Extract, from the listing that follows, each line containing the word "sentisse".

++++ ENTRIES

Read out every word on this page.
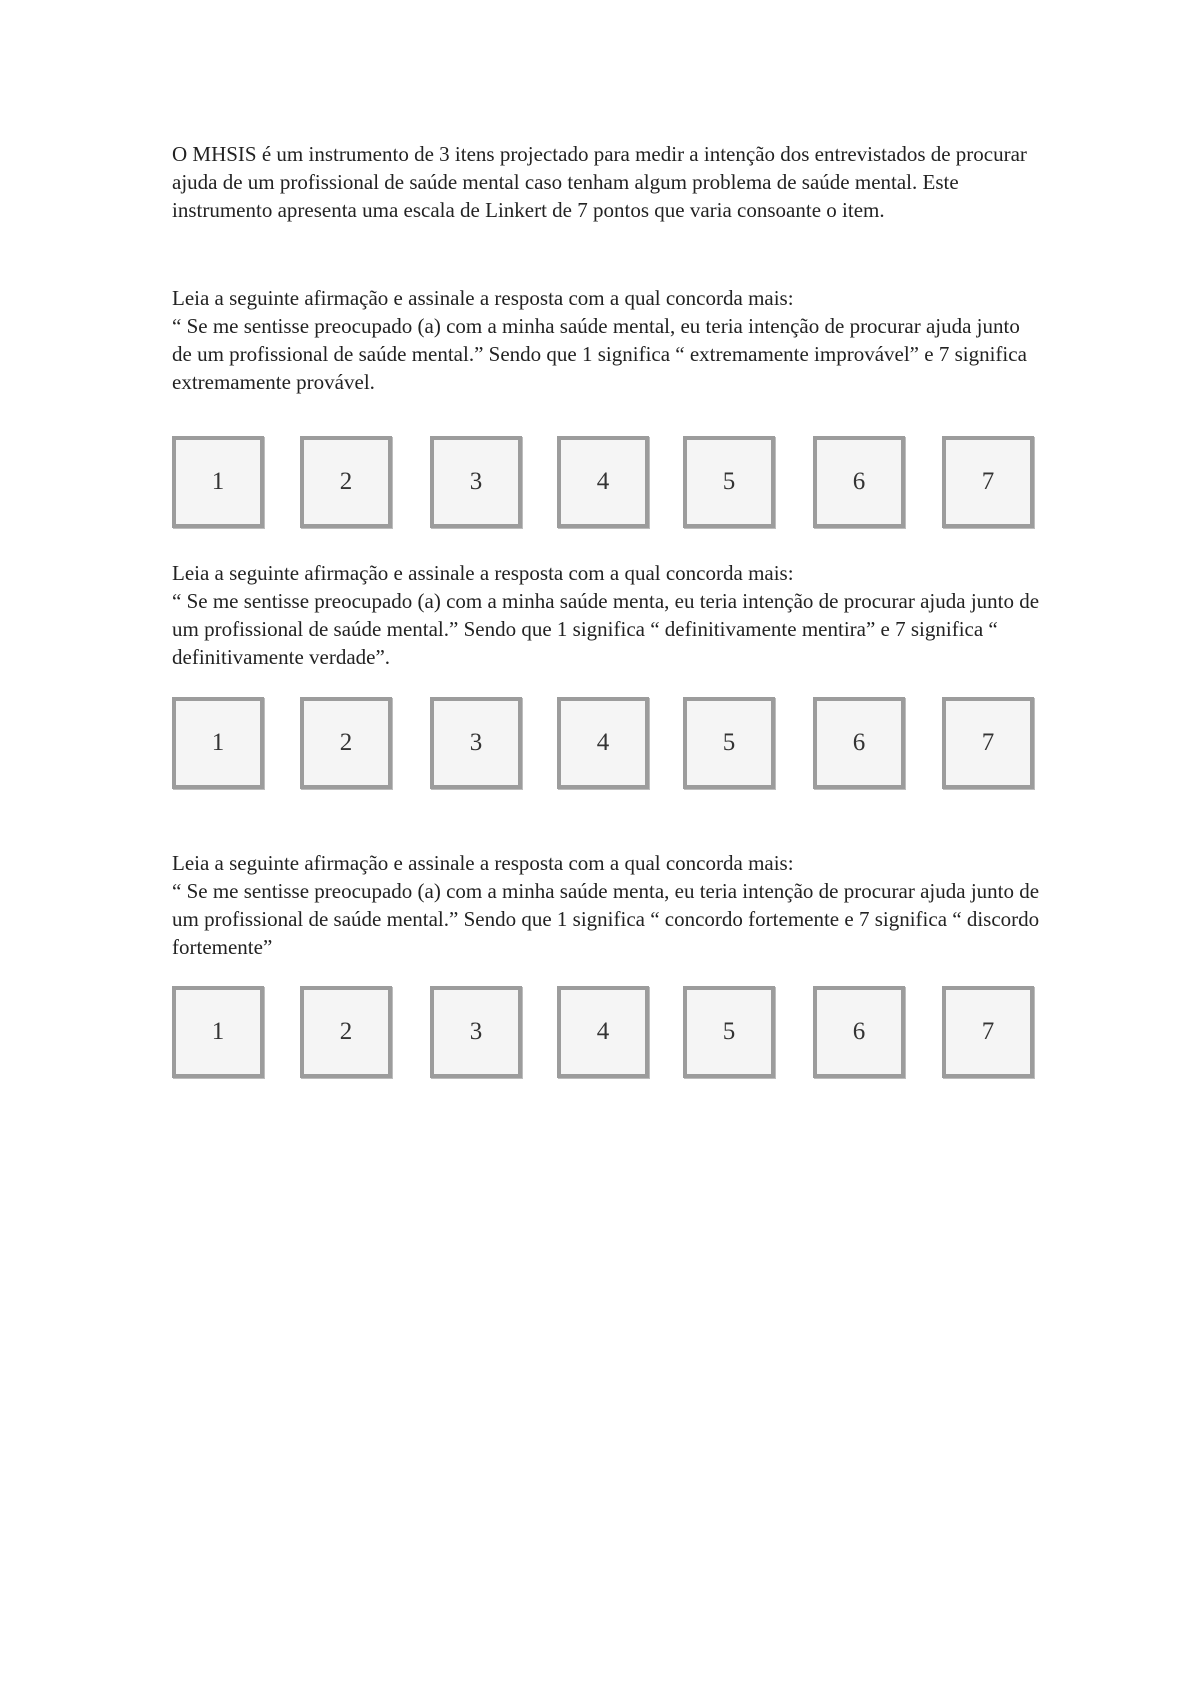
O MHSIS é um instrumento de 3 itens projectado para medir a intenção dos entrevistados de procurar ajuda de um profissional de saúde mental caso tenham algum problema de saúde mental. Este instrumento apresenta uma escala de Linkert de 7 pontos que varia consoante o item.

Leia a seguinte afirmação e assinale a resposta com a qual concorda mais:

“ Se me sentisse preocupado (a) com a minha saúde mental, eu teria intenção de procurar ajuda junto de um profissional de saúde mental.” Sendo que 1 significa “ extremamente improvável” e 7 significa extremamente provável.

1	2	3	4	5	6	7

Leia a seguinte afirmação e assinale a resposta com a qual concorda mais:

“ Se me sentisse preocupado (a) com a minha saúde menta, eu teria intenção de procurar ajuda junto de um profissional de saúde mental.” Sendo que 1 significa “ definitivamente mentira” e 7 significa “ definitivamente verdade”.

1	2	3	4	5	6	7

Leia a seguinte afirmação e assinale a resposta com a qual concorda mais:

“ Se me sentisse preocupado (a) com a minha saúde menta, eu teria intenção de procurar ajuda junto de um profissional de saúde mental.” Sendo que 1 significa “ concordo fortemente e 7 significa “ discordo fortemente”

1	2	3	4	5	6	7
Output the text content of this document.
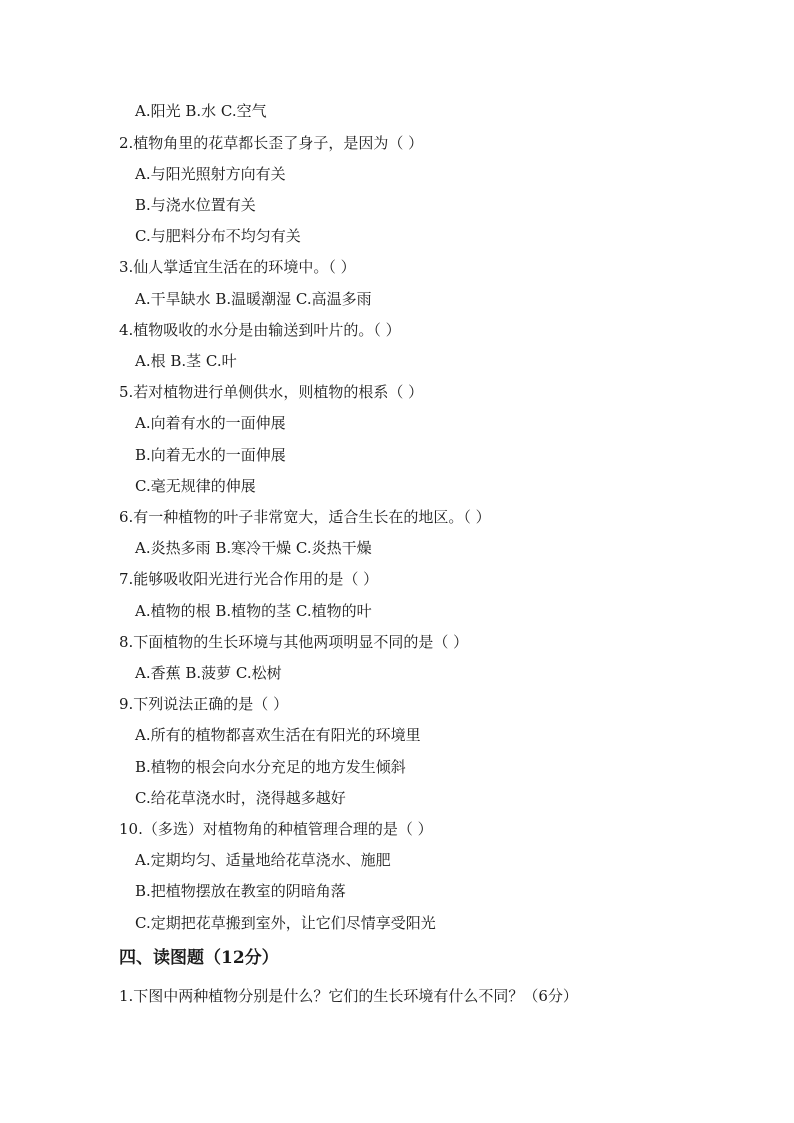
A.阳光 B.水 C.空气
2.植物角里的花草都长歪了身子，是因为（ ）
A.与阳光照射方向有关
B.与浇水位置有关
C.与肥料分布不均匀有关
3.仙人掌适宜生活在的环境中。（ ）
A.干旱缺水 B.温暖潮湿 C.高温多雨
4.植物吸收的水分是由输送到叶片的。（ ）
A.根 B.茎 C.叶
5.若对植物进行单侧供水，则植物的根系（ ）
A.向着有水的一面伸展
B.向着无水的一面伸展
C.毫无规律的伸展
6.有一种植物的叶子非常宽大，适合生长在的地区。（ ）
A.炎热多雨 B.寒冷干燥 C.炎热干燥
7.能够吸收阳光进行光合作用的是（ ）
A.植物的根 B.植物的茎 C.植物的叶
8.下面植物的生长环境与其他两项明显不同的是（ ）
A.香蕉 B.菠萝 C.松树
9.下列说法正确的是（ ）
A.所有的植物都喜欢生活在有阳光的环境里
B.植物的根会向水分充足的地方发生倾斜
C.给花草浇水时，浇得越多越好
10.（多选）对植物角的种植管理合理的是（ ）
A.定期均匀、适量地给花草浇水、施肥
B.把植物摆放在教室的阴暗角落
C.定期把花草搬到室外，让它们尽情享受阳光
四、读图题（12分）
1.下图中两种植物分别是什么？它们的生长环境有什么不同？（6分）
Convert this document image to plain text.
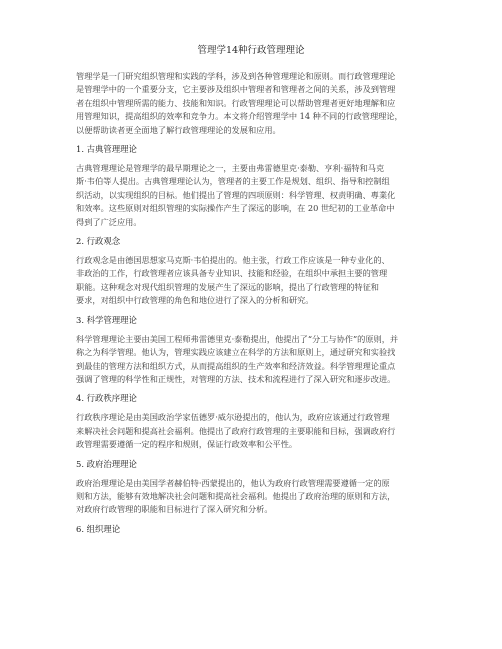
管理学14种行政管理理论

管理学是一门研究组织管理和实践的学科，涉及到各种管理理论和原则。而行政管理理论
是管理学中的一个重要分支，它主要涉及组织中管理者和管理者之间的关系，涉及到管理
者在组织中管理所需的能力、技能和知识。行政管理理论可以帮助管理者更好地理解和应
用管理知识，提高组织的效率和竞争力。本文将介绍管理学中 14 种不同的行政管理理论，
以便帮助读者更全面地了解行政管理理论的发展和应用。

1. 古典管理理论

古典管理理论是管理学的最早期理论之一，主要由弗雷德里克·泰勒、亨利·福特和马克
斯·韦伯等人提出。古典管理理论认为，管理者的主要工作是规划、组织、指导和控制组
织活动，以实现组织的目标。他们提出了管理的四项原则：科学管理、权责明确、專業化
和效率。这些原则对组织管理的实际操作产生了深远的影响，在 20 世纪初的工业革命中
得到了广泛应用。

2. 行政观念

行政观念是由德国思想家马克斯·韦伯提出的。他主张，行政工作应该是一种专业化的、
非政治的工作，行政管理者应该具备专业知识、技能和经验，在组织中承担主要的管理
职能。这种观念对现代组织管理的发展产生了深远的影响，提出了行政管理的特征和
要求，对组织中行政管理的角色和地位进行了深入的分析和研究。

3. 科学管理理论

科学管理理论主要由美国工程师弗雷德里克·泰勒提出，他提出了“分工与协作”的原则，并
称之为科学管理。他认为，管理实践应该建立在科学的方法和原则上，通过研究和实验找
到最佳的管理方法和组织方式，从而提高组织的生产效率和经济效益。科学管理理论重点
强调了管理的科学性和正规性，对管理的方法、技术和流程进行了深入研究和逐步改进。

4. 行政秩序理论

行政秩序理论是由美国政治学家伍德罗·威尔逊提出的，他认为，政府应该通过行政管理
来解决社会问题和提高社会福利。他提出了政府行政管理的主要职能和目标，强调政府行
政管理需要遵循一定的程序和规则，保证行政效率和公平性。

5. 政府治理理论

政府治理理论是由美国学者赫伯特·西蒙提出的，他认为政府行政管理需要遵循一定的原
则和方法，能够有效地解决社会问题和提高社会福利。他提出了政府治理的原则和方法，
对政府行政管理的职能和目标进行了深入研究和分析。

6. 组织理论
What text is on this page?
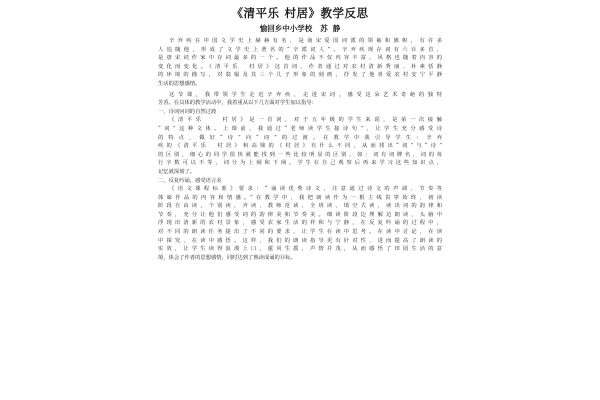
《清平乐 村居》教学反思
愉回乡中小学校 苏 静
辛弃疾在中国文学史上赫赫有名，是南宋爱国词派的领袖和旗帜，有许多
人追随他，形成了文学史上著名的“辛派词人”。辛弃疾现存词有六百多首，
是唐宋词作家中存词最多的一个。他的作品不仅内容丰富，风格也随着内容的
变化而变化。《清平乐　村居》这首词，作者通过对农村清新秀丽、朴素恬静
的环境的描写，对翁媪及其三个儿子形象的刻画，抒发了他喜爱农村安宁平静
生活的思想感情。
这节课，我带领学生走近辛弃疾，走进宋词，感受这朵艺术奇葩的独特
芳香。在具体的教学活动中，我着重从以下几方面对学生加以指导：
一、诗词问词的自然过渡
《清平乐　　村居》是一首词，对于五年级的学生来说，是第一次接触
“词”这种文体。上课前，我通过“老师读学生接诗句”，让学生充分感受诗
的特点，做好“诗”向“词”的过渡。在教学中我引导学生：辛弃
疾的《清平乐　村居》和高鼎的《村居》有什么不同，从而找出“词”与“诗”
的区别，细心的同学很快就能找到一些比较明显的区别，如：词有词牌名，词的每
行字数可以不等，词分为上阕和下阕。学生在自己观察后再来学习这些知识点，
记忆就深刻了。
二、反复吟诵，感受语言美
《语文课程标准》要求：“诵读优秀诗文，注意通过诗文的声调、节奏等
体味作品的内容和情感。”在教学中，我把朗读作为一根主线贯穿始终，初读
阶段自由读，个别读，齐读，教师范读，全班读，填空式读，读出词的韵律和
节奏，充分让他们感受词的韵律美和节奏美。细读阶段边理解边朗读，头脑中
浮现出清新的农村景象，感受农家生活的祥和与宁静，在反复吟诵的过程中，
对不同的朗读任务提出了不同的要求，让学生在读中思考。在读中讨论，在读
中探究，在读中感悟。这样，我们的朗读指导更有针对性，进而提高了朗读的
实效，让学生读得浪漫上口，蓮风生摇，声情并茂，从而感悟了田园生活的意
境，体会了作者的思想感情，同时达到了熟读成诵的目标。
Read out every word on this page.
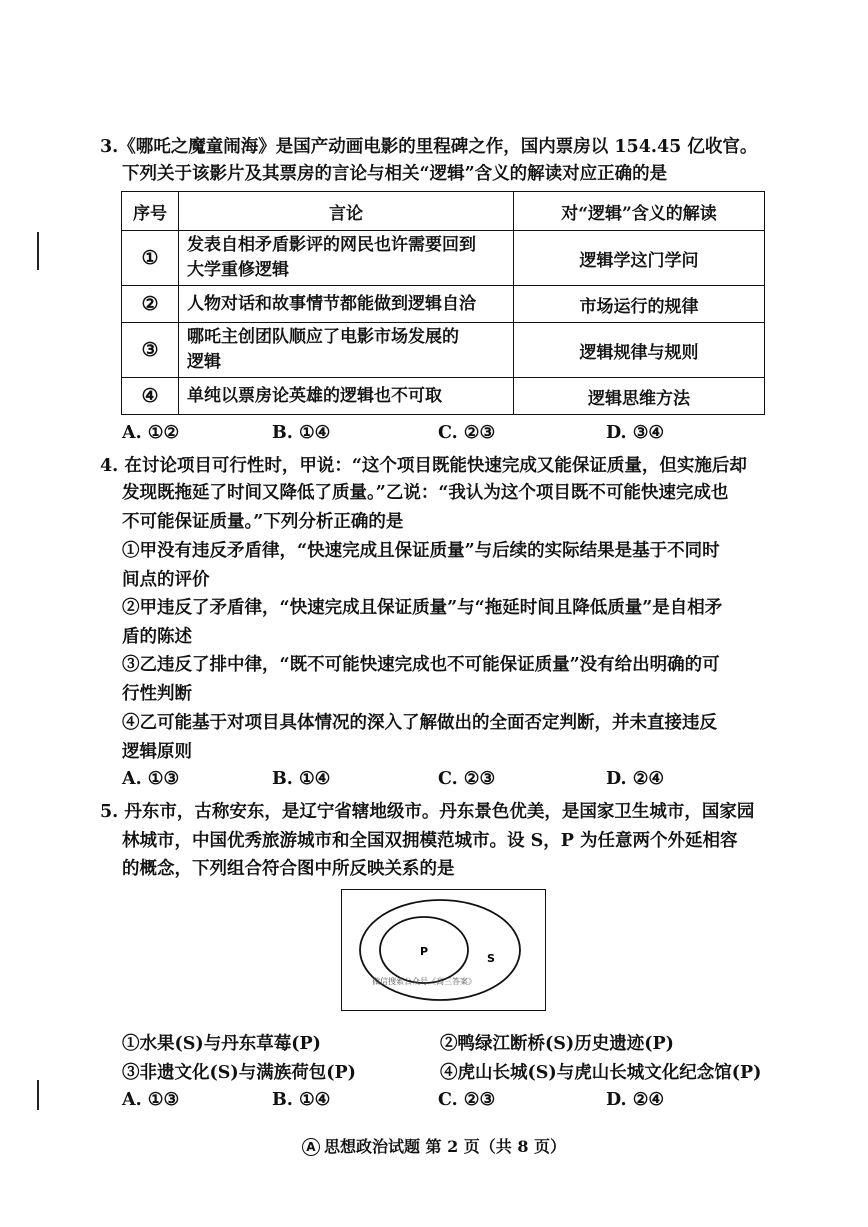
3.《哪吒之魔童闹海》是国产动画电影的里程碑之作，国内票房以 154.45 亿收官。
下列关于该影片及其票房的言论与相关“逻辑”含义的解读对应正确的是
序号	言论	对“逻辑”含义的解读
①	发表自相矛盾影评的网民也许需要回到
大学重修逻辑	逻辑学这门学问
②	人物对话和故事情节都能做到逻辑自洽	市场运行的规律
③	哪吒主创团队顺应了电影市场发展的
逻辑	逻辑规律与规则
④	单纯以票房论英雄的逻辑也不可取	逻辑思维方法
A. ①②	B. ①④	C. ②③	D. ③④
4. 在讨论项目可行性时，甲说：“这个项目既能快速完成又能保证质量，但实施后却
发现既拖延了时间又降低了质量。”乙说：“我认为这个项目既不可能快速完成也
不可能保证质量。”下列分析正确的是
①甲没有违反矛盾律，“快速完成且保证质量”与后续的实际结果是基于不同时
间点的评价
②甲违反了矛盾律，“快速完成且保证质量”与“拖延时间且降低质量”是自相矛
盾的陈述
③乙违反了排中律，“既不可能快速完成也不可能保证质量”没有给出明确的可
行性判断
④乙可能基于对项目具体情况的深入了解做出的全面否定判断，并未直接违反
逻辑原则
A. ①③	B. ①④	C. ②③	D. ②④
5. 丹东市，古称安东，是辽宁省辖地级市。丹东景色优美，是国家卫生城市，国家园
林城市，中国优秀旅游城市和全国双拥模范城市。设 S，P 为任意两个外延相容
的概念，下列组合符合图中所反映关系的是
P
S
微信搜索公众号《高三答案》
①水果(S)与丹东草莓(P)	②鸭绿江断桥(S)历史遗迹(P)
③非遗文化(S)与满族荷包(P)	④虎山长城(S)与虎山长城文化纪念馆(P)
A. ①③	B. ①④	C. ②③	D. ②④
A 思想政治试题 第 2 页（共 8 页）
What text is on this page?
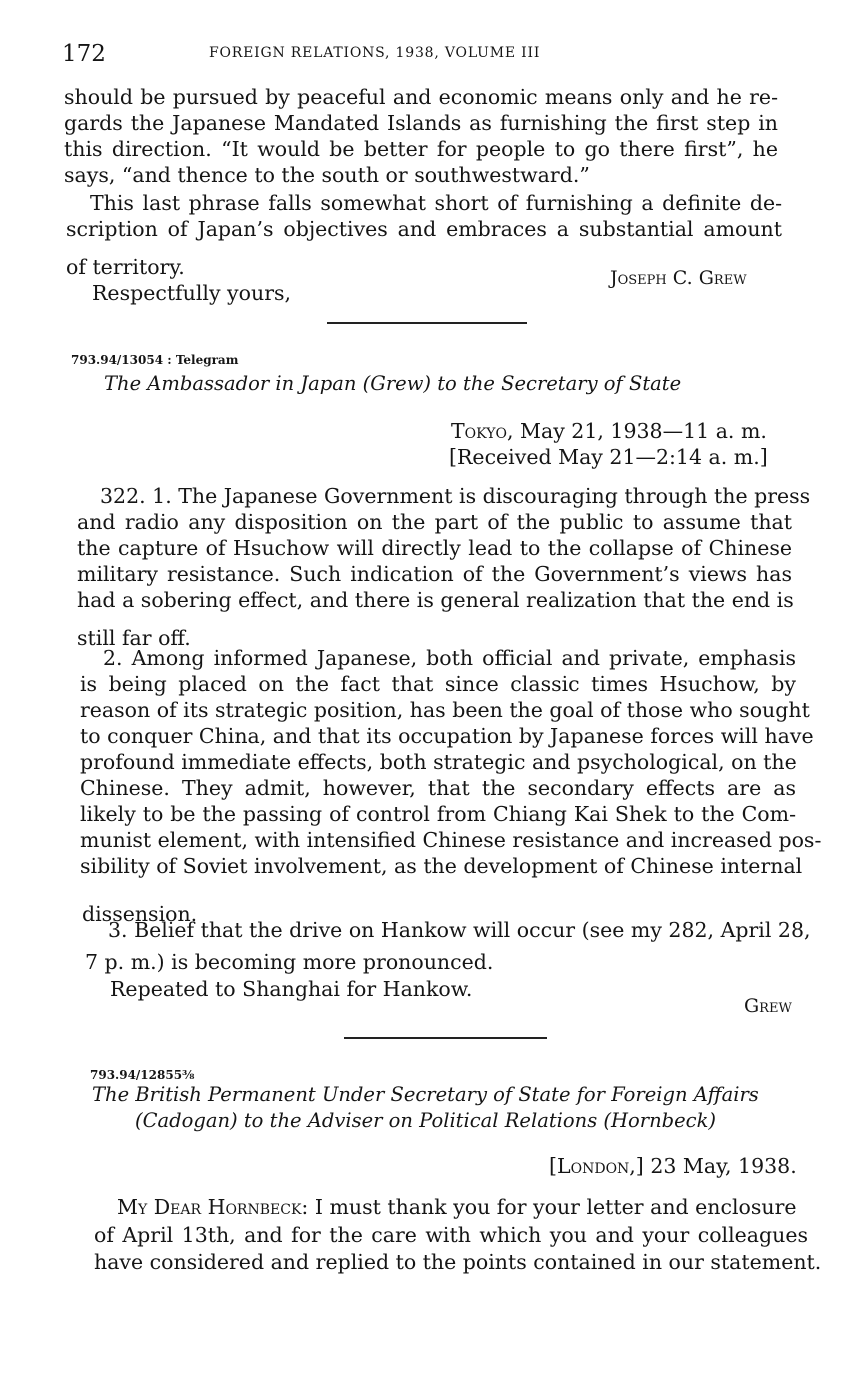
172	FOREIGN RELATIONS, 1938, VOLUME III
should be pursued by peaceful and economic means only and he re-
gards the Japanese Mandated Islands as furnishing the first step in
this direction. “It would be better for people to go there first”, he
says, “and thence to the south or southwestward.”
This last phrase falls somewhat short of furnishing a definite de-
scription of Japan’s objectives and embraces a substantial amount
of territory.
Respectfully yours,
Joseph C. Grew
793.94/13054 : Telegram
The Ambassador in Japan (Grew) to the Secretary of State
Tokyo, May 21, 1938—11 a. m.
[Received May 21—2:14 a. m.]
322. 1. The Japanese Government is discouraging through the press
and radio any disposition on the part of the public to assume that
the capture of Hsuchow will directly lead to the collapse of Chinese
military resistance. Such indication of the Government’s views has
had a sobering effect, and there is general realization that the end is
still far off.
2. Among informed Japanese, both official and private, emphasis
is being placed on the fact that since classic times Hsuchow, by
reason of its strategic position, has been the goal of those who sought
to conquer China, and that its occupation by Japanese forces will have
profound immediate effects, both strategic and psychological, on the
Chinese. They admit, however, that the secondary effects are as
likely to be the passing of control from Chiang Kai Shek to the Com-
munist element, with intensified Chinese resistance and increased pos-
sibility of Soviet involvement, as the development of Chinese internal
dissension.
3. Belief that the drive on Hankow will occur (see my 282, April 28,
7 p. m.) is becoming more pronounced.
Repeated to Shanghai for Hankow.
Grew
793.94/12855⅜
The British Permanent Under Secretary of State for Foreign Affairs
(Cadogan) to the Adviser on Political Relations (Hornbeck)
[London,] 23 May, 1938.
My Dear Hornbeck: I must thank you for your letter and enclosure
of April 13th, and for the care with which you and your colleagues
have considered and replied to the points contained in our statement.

++++++++

| FULL ANSWER |
“ Se me sentisse preocupado (a) com a minha saúde mental, eu teria intenção de procurar ajuda junto de um profissional de saúde mental.” Sendo que 1 significa “ extremamente improvável” e 7 significa extremamente provável.
“ Se me sentisse preocupado (a) com a minha saúde menta, eu teria intenção de procurar ajuda junto de um profissional de saúde mental.” Sendo que 1 significa “ definitivamente mentira” e 7 significa “ definitivamente verdade”.
“ Se me sentisse preocupado (a) com a minha saúde menta, eu teria intenção de procurar ajuda junto de um profissional de saúde mental.” Sendo que 1 significa “ concordo fortemente e 7 significa “ discordo fortemente”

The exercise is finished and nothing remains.